──────── Rows

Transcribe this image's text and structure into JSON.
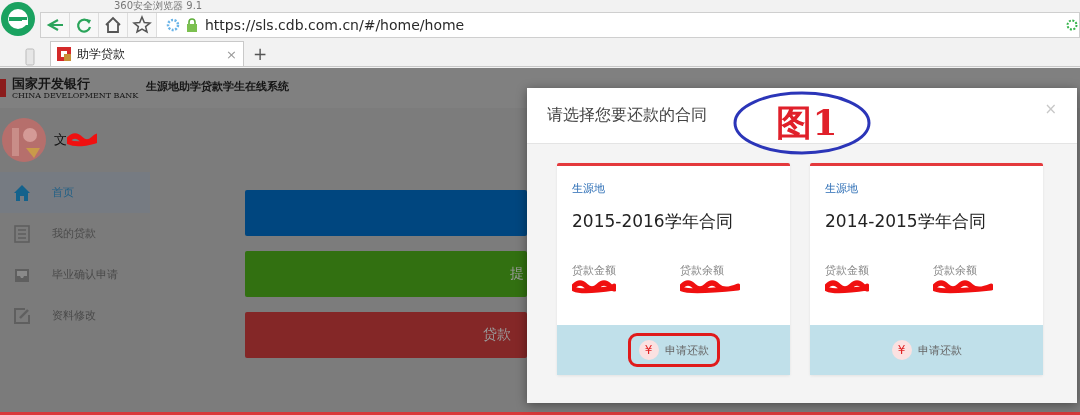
{
  "browser": {
    "title": "360安全浏览器 9.1",
    "url": "https://sls.cdb.com.cn/#/home/home",
    "tabs": [
      {
        "label": "助学贷款",
        "selected": true,
        "close": "×"
      }
    ],
    "new_tab": "+"
  },
  "header": {
    "bank_name": "国家开发银行",
    "bank_name_en": "CHINA DEVELOPMENT BANK",
    "system_title": "生源地助学贷款学生在线系统"
  },
  "user": {
    "name": "文",
    "redacted": true
  },
  "sidebar": {
    "items": [
      {
        "kind": "home",
        "label": "首页",
        "selected": true
      },
      {
        "kind": "list",
        "label": "我的贷款",
        "selected": false
      },
      {
        "kind": "inbox",
        "label": "毕业确认申请",
        "selected": false
      },
      {
        "kind": "edit",
        "label": "资料修改",
        "selected": false
      }
    ]
  },
  "main": {
    "bars": [
      {
        "color": "#00467f"
      },
      {
        "color": "#327011",
        "label": "提"
      },
      {
        "color": "#842727",
        "label": "贷款"
      }
    ]
  },
  "modal": {
    "title": "请选择您要还款的合同",
    "close": "×",
    "annotation": "图1",
    "contracts": [
      {
        "source": "生源地",
        "title": "2015-2016学年合同",
        "amounts": [
          {
            "label": "贷款金额",
            "redacted": true
          },
          {
            "label": "贷款余额",
            "redacted": true
          }
        ],
        "action_icon": "¥",
        "action": "申请还款",
        "highlighted": true
      },
      {
        "source": "生源地",
        "title": "2014-2015学年合同",
        "amounts": [
          {
            "label": "贷款金额",
            "redacted": true
          },
          {
            "label": "贷款余额",
            "redacted": true
          }
        ],
        "action_icon": "¥",
        "action": "申请还款",
        "highlighted": false
      }
    ]
  }
}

────────────────

Pictures appear in the records above. Output everything except them, exactly.

Transcribe this image's text and structure into JSON.
{
  "browser": {
    "title": "360安全浏览器 9.1",
    "url": "https://sls.cdb.com.cn/#/home/home",
    "tabs": [
      {
        "label": "助学贷款",
        "selected": true,
        "close": "×"
      }
    ],
    "new_tab": "+"
  },
  "header": {
    "bank_name": "国家开发银行",
    "bank_name_en": "CHINA DEVELOPMENT BANK",
    "system_title": "生源地助学贷款学生在线系统"
  },
  "user": {
    "name": "文",
    "redacted": true
  },
  "sidebar": {
    "items": [
      {
        "kind": "home",
        "label": "首页",
        "selected": true
      },
      {
        "kind": "list",
        "label": "我的贷款",
        "selected": false
      },
      {
        "kind": "inbox",
        "label": "毕业确认申请",
        "selected": false
      },
      {
        "kind": "edit",
        "label": "资料修改",
        "selected": false
      }
    ]
  },
  "main": {
    "bars": [
      {
        "color": "#00467f"
      },
      {
        "color": "#327011",
        "label": "提"
      },
      {
        "color": "#842727",
        "label": "贷款"
      }
    ]
  },
  "modal": {
    "title": "请选择您要还款的合同",
    "close": "×",
    "annotation": "图1",
    "contracts": [
      {
        "source": "生源地",
        "title": "2015-2016学年合同",
        "amounts": [
          {
            "label": "贷款金额",
            "redacted": true
          },
          {
            "label": "贷款余额",
            "redacted": true
          }
        ],
        "action_icon": "¥",
        "action": "申请还款",
        "highlighted": true
      },
      {
        "source": "生源地",
        "title": "2014-2015学年合同",
        "amounts": [
          {
            "label": "贷款金额",
            "redacted": true
          },
          {
            "label": "贷款余额",
            "redacted": true
          }
        ],
        "action_icon": "¥",
        "action": "申请还款",
        "highlighted": false
      }
    ]
  }
}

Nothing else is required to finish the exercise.